### DOCUMENT SEGMENT
########

There is no problem opening new topics.


----------



## schwarzpanzer (Sep 25, 2005)

Thanks DerAdler, I thought there was a problem there?

I don't want to crash the site!  

The laser sights that we put on them are great to play around with though!

You don't shine them in bus drivers eyes do you?

(UK chav craze  )

Why does everyone diss the M9??

(It's my fave hangun BTW.)

I suppose the HK USP .45 would be better?

Or a DE.50AE!! 8) 

Anyway, I wondered what the army called them, I knew the M9 but the cops call it an M92FS or 'Auto'. Maybe a misnomer?


----------



## DerAdlerIstGelandet (Sep 25, 2005)

schwarzpanzer said:


> You don't shine them in bus drivers eyes do you?



No just at other shiney objects to make disco ball effects and at desert foxes.



schwarzpanzer said:


> Why does everyone diss the M9??



Because I actually use it on a regular basis, shoot it about twice a month, and have taken it to war and back and I think it is piece of crap and would trade it in for .45 anyday.


----------



## schwarzpanzer (Sep 25, 2005)

Yeah the M9's weird, but you get used to it?

It looks cool too!  

A .45 would be very tiring and hard to train, but then again the M9 is weird to grip (unless I've got weird hands?  )

The Calico M950 has to be the best 9mm handgun 8)


----------



## DerAdlerIstGelandet (Sep 26, 2005)

No the M-9 is just crap. I dont know anyone who really uses it on a regular basis that likes it. I know one in my unit including myself likes it. It is not wiered it is just crap.

The .45 is a much better gun and a lot more stopping power.


----------



## schwarzpanzer (Sep 26, 2005)

So, is it just the 9mm that you don't like?

A few people in the forces say this  

They can be found in .40 calibre IIRC?

Clled the M96 IIRC?

Some people even think the .357 isn't enough.  

What are your thoughts on the 5.56mm NATO DerAdler?

You're views are very interesting, cheers!


----------



## DerAdlerIstGelandet (Sep 27, 2005)

No I just dont like the M9 Baretta! It sucks!

My thoughts on the 5.56mm hmmmm lets see. I dont know I dont have a real opinion of it because I dont use it. It is not my primary weapon. I use a M9 Baretta for self defence and I use a M-60D which is 7.62mm as my door gun from my helicopter. So I dont have much experience with the M-16 or the M-4. My unit does have M-4's though and I shot about 60 rounds at a paper target for the hell of it the other day but my only real experience with the M-16/M-4 is in Basic Training. I have heard from a lot of people that use it like the Infantry they would rather have 7.62 because it has better stopping power but I have no real opinion.

########

### PROBLEMS TO WORK ON
1. Copy the passage from the forum thread starting with "No just at other" and going on through "for .45 anyday.".
2. What do these parts of the forum thread say?
(a) How often does DerAdlerIstGelandet shoot the M9?
(b) Which gun does schwarzpanzer call the best 9mm handgun?
(c) What does DerAdlerIstGelandet use as the door gun on the helicopter?

########

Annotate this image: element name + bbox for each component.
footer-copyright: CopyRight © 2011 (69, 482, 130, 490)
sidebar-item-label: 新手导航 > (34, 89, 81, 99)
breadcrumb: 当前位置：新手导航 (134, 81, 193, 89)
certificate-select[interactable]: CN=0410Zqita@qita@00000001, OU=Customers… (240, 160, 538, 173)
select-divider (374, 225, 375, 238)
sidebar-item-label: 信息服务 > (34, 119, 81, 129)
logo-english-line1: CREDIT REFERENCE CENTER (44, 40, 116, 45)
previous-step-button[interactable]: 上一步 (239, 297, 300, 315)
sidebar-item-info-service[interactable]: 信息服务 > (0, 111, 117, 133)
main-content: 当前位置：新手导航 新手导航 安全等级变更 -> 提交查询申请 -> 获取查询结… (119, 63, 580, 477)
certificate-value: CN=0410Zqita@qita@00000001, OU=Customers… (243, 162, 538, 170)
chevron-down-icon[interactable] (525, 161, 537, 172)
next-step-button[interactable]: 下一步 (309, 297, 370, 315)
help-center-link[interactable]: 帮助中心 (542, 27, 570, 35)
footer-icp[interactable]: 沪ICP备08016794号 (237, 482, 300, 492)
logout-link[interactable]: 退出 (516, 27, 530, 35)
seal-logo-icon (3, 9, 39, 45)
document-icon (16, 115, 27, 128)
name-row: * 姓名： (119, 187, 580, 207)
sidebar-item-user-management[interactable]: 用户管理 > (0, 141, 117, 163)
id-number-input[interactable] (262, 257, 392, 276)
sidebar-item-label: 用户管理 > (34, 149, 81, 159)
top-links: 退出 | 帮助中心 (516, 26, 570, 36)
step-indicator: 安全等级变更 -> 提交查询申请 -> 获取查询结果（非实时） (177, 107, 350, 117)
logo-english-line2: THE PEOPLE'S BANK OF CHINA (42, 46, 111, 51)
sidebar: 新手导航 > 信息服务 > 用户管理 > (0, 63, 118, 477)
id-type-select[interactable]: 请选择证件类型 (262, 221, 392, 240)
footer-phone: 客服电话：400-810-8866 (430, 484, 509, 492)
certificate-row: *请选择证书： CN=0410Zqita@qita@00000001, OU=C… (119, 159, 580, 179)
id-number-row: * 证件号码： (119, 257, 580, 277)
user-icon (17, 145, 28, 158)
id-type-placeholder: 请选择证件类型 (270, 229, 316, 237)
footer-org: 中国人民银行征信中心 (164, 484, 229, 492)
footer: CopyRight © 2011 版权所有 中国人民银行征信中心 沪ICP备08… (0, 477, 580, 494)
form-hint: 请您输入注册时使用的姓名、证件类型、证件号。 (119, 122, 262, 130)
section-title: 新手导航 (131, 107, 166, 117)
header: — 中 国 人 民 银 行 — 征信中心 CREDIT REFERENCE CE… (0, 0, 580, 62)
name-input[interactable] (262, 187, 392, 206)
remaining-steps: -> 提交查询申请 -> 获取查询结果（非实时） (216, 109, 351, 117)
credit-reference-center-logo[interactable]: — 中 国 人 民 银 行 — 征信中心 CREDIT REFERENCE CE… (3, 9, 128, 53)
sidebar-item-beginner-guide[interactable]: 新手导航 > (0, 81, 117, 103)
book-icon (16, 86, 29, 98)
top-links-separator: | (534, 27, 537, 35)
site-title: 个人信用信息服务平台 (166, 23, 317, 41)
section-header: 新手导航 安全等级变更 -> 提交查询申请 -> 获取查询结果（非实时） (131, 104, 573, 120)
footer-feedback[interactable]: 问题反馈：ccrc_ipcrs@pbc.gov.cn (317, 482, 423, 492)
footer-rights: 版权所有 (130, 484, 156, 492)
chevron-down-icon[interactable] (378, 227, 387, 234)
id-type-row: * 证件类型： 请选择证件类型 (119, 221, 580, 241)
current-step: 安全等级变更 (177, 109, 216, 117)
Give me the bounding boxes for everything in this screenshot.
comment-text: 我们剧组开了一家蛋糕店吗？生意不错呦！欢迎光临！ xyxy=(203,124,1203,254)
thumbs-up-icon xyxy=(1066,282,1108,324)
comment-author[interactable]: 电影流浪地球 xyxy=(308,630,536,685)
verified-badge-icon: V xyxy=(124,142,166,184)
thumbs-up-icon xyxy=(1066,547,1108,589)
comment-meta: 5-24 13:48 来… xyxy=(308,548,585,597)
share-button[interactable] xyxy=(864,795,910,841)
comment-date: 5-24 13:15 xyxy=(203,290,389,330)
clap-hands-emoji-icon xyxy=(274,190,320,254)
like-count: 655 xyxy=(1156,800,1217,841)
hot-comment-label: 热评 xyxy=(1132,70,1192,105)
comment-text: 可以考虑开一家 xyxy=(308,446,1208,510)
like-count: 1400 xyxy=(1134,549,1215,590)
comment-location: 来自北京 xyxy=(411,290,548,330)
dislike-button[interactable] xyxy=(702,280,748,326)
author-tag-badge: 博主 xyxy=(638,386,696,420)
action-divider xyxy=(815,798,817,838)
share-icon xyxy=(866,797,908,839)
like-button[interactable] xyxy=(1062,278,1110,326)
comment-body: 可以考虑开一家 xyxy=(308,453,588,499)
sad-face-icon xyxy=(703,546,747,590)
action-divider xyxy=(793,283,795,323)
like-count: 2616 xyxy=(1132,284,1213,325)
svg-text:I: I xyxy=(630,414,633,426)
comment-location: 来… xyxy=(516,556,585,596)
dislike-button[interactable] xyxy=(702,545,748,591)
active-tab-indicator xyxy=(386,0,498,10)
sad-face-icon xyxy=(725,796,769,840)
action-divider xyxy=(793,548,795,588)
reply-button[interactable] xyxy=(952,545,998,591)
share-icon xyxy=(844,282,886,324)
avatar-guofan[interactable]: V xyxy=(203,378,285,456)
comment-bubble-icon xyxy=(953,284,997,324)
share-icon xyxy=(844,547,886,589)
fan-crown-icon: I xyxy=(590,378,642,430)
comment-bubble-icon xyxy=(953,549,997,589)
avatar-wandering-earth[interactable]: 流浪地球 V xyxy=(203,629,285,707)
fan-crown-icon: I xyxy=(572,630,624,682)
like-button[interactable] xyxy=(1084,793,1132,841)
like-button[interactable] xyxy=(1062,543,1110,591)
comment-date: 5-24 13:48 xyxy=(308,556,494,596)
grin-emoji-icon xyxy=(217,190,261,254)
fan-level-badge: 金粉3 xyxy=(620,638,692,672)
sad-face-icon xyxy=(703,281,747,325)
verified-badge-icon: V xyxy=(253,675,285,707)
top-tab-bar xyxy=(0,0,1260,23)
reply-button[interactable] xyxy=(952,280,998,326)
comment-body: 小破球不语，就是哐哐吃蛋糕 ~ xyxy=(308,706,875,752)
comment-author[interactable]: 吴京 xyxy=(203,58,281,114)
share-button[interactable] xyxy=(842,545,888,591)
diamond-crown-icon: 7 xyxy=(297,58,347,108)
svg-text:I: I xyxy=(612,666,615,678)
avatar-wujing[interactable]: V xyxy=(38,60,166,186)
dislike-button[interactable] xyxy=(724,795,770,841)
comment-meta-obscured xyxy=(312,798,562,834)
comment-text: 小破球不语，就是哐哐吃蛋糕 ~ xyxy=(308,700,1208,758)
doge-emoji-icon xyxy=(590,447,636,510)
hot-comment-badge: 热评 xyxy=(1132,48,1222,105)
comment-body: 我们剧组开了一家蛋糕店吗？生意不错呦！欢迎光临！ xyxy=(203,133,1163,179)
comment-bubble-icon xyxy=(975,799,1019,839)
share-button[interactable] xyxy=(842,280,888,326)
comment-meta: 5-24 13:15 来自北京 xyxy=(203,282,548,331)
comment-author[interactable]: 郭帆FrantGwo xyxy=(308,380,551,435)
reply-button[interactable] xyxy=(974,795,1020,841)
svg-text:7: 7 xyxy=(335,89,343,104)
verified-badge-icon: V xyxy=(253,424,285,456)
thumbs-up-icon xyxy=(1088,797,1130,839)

########

### THE REPLIES
1.
No just at other shiney objects to make disco ball effects and at desert foxes.



schwarzpanzer said:


> Why does everyone diss the M9??



Because I actually use it on a regular basis, shoot it about twice a month, and have taken it to war and back and I think it is piece of crap and would trade it in for .45 anyday.

2.
(a) About twice a month.
(b) The Calico M950.
(c) An M-60D, which is 7.62mm.